[Begin]

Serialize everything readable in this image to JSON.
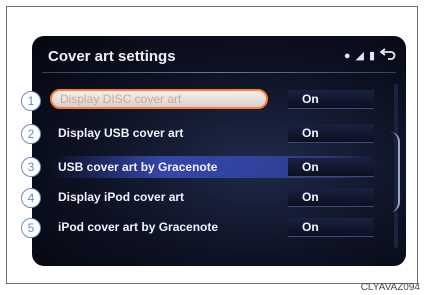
{
  "screen": {
    "title": "Cover art settings",
    "back_icon": "back-arrow-icon"
  },
  "rows": [
    {
      "number": "1",
      "label": "Display DISC cover art",
      "value": "On"
    },
    {
      "number": "2",
      "label": "Display USB cover art",
      "value": "On"
    },
    {
      "number": "3",
      "label": "USB cover art by Gracenote",
      "value": "On"
    },
    {
      "number": "4",
      "label": "Display iPod cover art",
      "value": "On"
    },
    {
      "number": "5",
      "label": "iPod cover art by Gracenote",
      "value": "On"
    }
  ],
  "caption": "CLYAVAZ094",
  "colors": {
    "screen_bg": "#0d1122",
    "selection_border": "#ff7a3a",
    "row_highlight": "#3c50c8",
    "callout_blue": "#6a8ac8"
  }
}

[End]

■ PROBLEM DETAILS ■
Give only the number of lines in the data that hold the word "Display".

■ TASK SOLUTION ■
3